(Dataset items)
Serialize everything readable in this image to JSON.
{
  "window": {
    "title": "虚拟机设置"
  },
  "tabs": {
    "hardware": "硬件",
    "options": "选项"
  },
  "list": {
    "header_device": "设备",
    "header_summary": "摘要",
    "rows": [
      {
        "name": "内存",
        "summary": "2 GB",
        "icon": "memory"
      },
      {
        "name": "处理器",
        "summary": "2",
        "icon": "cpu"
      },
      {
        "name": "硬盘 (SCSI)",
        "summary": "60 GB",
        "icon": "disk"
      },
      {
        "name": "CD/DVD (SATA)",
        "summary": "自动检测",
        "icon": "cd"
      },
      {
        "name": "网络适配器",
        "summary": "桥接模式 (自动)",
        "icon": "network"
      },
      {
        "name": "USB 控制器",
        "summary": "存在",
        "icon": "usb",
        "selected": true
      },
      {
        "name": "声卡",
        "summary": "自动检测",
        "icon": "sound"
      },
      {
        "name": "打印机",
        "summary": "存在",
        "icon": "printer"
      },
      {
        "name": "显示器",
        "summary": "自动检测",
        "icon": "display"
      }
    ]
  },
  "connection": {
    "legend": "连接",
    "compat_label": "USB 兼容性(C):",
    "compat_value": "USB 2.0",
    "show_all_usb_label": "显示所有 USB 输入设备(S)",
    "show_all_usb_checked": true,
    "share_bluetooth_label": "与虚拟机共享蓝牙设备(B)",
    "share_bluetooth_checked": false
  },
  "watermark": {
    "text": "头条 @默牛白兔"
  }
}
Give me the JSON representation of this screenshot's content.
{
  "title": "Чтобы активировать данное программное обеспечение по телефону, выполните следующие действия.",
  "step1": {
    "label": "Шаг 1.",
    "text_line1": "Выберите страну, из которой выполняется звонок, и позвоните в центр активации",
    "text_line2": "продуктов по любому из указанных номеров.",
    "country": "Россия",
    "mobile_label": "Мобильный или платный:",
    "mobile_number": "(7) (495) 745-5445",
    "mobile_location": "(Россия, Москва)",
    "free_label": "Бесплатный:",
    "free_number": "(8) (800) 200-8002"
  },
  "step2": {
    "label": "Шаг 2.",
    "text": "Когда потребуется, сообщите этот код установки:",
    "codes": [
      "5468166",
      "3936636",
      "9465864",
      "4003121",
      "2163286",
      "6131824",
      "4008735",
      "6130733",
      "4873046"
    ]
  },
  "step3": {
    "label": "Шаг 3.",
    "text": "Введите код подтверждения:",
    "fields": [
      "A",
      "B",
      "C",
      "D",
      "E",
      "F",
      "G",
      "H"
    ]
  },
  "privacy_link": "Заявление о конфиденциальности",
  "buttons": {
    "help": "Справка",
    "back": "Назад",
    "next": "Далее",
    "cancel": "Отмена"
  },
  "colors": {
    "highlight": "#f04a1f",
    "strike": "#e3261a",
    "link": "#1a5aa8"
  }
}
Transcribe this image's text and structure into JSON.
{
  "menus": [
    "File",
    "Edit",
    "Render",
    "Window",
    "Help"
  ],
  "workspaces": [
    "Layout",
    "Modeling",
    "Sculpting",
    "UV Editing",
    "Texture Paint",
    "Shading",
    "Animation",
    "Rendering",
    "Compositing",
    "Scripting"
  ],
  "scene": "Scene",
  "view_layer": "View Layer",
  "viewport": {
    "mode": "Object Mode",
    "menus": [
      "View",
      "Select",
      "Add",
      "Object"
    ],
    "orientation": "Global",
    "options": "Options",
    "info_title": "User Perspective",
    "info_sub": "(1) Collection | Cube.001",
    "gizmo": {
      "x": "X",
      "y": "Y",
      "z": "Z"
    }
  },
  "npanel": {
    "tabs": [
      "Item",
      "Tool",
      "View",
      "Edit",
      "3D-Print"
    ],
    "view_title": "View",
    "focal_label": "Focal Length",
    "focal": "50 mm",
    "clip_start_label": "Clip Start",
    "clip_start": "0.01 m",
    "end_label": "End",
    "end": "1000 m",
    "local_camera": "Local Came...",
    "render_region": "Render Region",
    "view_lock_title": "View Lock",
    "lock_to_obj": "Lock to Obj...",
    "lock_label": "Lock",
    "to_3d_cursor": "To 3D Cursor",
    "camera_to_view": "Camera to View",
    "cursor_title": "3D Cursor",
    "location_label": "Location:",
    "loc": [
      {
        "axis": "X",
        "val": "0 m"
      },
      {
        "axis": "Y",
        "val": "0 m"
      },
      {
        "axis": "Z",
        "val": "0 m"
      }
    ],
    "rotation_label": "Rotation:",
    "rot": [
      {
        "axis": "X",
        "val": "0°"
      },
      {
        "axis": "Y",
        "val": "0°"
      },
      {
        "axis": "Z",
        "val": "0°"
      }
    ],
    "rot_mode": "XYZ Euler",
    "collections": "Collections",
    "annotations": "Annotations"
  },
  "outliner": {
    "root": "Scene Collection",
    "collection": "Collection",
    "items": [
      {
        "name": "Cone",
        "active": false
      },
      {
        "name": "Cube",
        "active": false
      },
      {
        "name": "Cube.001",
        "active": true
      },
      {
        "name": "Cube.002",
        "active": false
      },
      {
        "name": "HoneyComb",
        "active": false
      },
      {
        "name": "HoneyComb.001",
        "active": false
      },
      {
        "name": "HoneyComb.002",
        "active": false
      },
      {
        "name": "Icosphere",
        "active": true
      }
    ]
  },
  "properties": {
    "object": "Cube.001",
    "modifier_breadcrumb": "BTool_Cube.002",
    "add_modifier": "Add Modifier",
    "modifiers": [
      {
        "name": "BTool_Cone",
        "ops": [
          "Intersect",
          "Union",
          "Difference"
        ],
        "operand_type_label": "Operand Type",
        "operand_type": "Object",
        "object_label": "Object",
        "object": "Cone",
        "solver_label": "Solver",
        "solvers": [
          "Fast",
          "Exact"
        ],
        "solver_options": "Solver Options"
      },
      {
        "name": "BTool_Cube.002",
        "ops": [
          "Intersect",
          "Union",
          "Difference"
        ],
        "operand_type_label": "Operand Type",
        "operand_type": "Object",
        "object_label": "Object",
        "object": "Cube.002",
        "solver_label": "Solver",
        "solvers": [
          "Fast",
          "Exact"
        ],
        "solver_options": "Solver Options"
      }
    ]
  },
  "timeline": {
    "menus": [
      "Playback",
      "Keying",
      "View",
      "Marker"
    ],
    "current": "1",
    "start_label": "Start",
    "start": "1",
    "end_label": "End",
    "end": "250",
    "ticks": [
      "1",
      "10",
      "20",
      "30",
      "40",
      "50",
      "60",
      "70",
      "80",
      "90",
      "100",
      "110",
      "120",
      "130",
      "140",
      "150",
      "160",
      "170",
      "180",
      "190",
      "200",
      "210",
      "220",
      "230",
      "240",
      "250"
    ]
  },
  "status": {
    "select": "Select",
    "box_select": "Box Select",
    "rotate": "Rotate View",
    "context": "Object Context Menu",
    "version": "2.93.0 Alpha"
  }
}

## Instructions to follow
Copy out each line exactly.

## Right answer
Serialize everything readable in this image to JSON.
{
  "window": {
    "title": "虚拟机设置"
  },
  "tabs": {
    "hardware": "硬件",
    "options": "选项"
  },
  "list": {
    "header_device": "设备",
    "header_summary": "摘要",
    "rows": [
      {
        "name": "内存",
        "summary": "2 GB",
        "icon": "memory"
      },
      {
        "name": "处理器",
        "summary": "2",
        "icon": "cpu"
      },
      {
        "name": "硬盘 (SCSI)",
        "summary": "60 GB",
        "icon": "disk"
      },
      {
        "name": "CD/DVD (SATA)",
        "summary": "自动检测",
        "icon": "cd"
      },
      {
        "name": "网络适配器",
        "summary": "桥接模式 (自动)",
        "icon": "network"
      },
      {
        "name": "USB 控制器",
        "summary": "存在",
        "icon": "usb",
        "selected": true
      },
      {
        "name": "声卡",
        "summary": "自动检测",
        "icon": "sound"
      },
      {
        "name": "打印机",
        "summary": "存在",
        "icon": "printer"
      },
      {
        "name": "显示器",
        "summary": "自动检测",
        "icon": "display"
      }
    ]
  },
  "connection": {
    "legend": "连接",
    "compat_label": "USB 兼容性(C):",
    "compat_value": "USB 2.0",
    "show_all_usb_label": "显示所有 USB 输入设备(S)",
    "show_all_usb_checked": true,
    "share_bluetooth_label": "与虚拟机共享蓝牙设备(B)",
    "share_bluetooth_checked": false
  },
  "watermark": {
    "text": "头条 @默牛白兔"
  }
}
Give me the JSON representation of this screenshot's content.
{
  "title": "Чтобы активировать данное программное обеспечение по телефону, выполните следующие действия.",
  "step1": {
    "label": "Шаг 1.",
    "text_line1": "Выберите страну, из которой выполняется звонок, и позвоните в центр активации",
    "text_line2": "продуктов по любому из указанных номеров.",
    "country": "Россия",
    "mobile_label": "Мобильный или платный:",
    "mobile_number": "(7) (495) 745-5445",
    "mobile_location": "(Россия, Москва)",
    "free_label": "Бесплатный:",
    "free_number": "(8) (800) 200-8002"
  },
  "step2": {
    "label": "Шаг 2.",
    "text": "Когда потребуется, сообщите этот код установки:",
    "codes": [
      "5468166",
      "3936636",
      "9465864",
      "4003121",
      "2163286",
      "6131824",
      "4008735",
      "6130733",
      "4873046"
    ]
  },
  "step3": {
    "label": "Шаг 3.",
    "text": "Введите код подтверждения:",
    "fields": [
      "A",
      "B",
      "C",
      "D",
      "E",
      "F",
      "G",
      "H"
    ]
  },
  "privacy_link": "Заявление о конфиденциальности",
  "buttons": {
    "help": "Справка",
    "back": "Назад",
    "next": "Далее",
    "cancel": "Отмена"
  },
  "colors": {
    "highlight": "#f04a1f",
    "strike": "#e3261a",
    "link": "#1a5aa8"
  }
}
Transcribe this image's text and structure into JSON.
{
  "menus": [
    "File",
    "Edit",
    "Render",
    "Window",
    "Help"
  ],
  "workspaces": [
    "Layout",
    "Modeling",
    "Sculpting",
    "UV Editing",
    "Texture Paint",
    "Shading",
    "Animation",
    "Rendering",
    "Compositing",
    "Scripting"
  ],
  "scene": "Scene",
  "view_layer": "View Layer",
  "viewport": {
    "mode": "Object Mode",
    "menus": [
      "View",
      "Select",
      "Add",
      "Object"
    ],
    "orientation": "Global",
    "options": "Options",
    "info_title": "User Perspective",
    "info_sub": "(1) Collection | Cube.001",
    "gizmo": {
      "x": "X",
      "y": "Y",
      "z": "Z"
    }
  },
  "npanel": {
    "tabs": [
      "Item",
      "Tool",
      "View",
      "Edit",
      "3D-Print"
    ],
    "view_title": "View",
    "focal_label": "Focal Length",
    "focal": "50 mm",
    "clip_start_label": "Clip Start",
    "clip_start": "0.01 m",
    "end_label": "End",
    "end": "1000 m",
    "local_camera": "Local Came...",
    "render_region": "Render Region",
    "view_lock_title": "View Lock",
    "lock_to_obj": "Lock to Obj...",
    "lock_label": "Lock",
    "to_3d_cursor": "To 3D Cursor",
    "camera_to_view": "Camera to View",
    "cursor_title": "3D Cursor",
    "location_label": "Location:",
    "loc": [
      {
        "axis": "X",
        "val": "0 m"
      },
      {
        "axis": "Y",
        "val": "0 m"
      },
      {
        "axis": "Z",
        "val": "0 m"
      }
    ],
    "rotation_label": "Rotation:",
    "rot": [
      {
        "axis": "X",
        "val": "0°"
      },
      {
        "axis": "Y",
        "val": "0°"
      },
      {
        "axis": "Z",
        "val": "0°"
      }
    ],
    "rot_mode": "XYZ Euler",
    "collections": "Collections",
    "annotations": "Annotations"
  },
  "outliner": {
    "root": "Scene Collection",
    "collection": "Collection",
    "items": [
      {
        "name": "Cone",
        "active": false
      },
      {
        "name": "Cube",
        "active": false
      },
      {
        "name": "Cube.001",
        "active": true
      },
      {
        "name": "Cube.002",
        "active": false
      },
      {
        "name": "HoneyComb",
        "active": false
      },
      {
        "name": "HoneyComb.001",
        "active": false
      },
      {
        "name": "HoneyComb.002",
        "active": false
      },
      {
        "name": "Icosphere",
        "active": true
      }
    ]
  },
  "properties": {
    "object": "Cube.001",
    "modifier_breadcrumb": "BTool_Cube.002",
    "add_modifier": "Add Modifier",
    "modifiers": [
      {
        "name": "BTool_Cone",
        "ops": [
          "Intersect",
          "Union",
          "Difference"
        ],
        "operand_type_label": "Operand Type",
        "operand_type": "Object",
        "object_label": "Object",
        "object": "Cone",
        "solver_label": "Solver",
        "solvers": [
          "Fast",
          "Exact"
        ],
        "solver_options": "Solver Options"
      },
      {
        "name": "BTool_Cube.002",
        "ops": [
          "Intersect",
          "Union",
          "Difference"
        ],
        "operand_type_label": "Operand Type",
        "operand_type": "Object",
        "object_label": "Object",
        "object": "Cube.002",
        "solver_label": "Solver",
        "solvers": [
          "Fast",
          "Exact"
        ],
        "solver_options": "Solver Options"
      }
    ]
  },
  "timeline": {
    "menus": [
      "Playback",
      "Keying",
      "View",
      "Marker"
    ],
    "current": "1",
    "start_label": "Start",
    "start": "1",
    "end_label": "End",
    "end": "250",
    "ticks": [
      "1",
      "10",
      "20",
      "30",
      "40",
      "50",
      "60",
      "70",
      "80",
      "90",
      "100",
      "110",
      "120",
      "130",
      "140",
      "150",
      "160",
      "170",
      "180",
      "190",
      "200",
      "210",
      "220",
      "230",
      "240",
      "250"
    ]
  },
  "status": {
    "select": "Select",
    "box_select": "Box Select",
    "rotate": "Rotate View",
    "context": "Object Context Menu",
    "version": "2.93.0 Alpha"
  }
}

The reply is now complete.